--- start of Recorded information ---
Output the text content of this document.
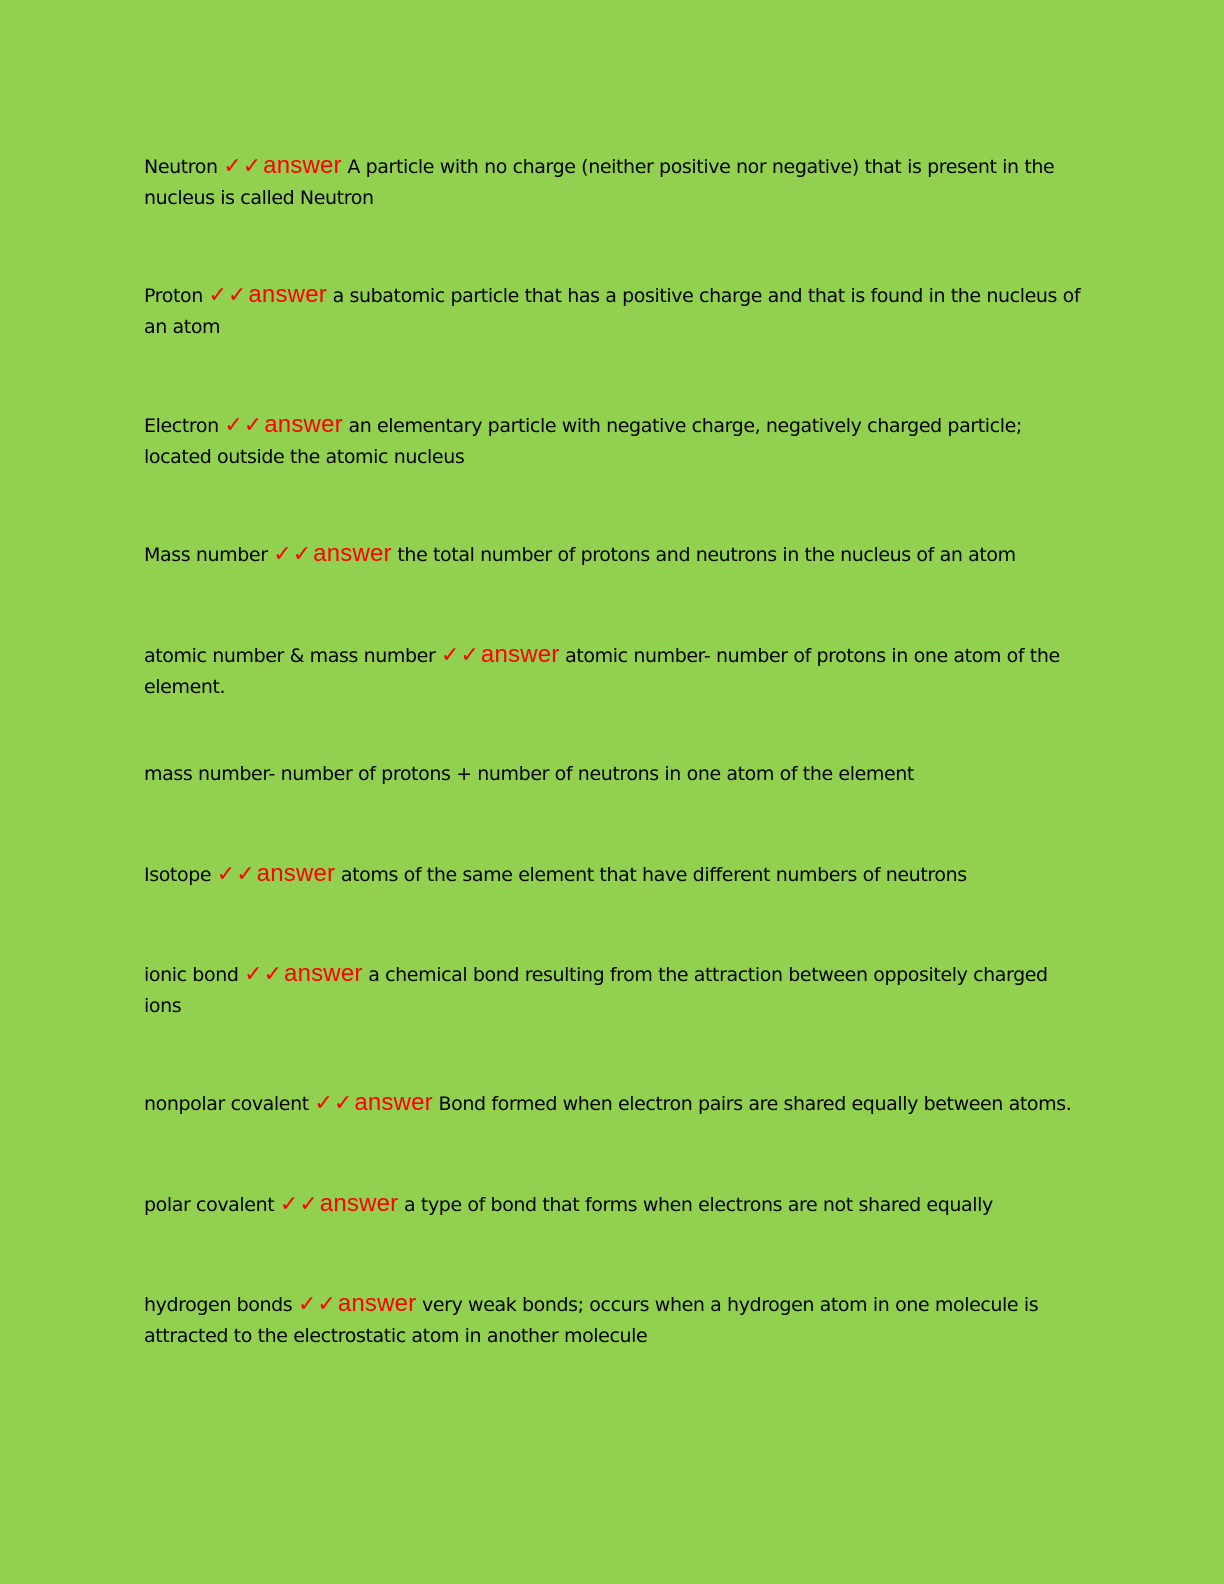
Neutron ✓✓answer A particle with no charge (neither positive nor negative) that is present in the nucleus is called Neutron
Proton ✓✓answer a subatomic particle that has a positive charge and that is found in the nucleus of an atom
Electron ✓✓answer an elementary particle with negative charge, negatively charged particle; located outside the atomic nucleus
Mass number ✓✓answer the total number of protons and neutrons in the nucleus of an atom
atomic number & mass number ✓✓answer atomic number- number of protons in one atom of the element.
mass number- number of protons + number of neutrons in one atom of the element
Isotope ✓✓answer atoms of the same element that have different numbers of neutrons
ionic bond ✓✓answer a chemical bond resulting from the attraction between oppositely charged ions
nonpolar covalent ✓✓answer Bond formed when electron pairs are shared equally between atoms.
polar covalent ✓✓answer a type of bond that forms when electrons are not shared equally
hydrogen bonds ✓✓answer very weak bonds; occurs when a hydrogen atom in one molecule is attracted to the electrostatic atom in another molecule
--- end of Recorded information ---
Copy the records above exactly, leaving out every picture.

#### [Output of the task]
Output the text content of this document.
Neutron ✓✓answer A particle with no charge (neither positive nor negative) that is present in the nucleus is called Neutron
Proton ✓✓answer a subatomic particle that has a positive charge and that is found in the nucleus of an atom
Electron ✓✓answer an elementary particle with negative charge, negatively charged particle; located outside the atomic nucleus
Mass number ✓✓answer the total number of protons and neutrons in the nucleus of an atom
atomic number & mass number ✓✓answer atomic number- number of protons in one atom of the element.
mass number- number of protons + number of neutrons in one atom of the element
Isotope ✓✓answer atoms of the same element that have different numbers of neutrons
ionic bond ✓✓answer a chemical bond resulting from the attraction between oppositely charged ions
nonpolar covalent ✓✓answer Bond formed when electron pairs are shared equally between atoms.
polar covalent ✓✓answer a type of bond that forms when electrons are not shared equally
hydrogen bonds ✓✓answer very weak bonds; occurs when a hydrogen atom in one molecule is attracted to the electrostatic atom in another molecule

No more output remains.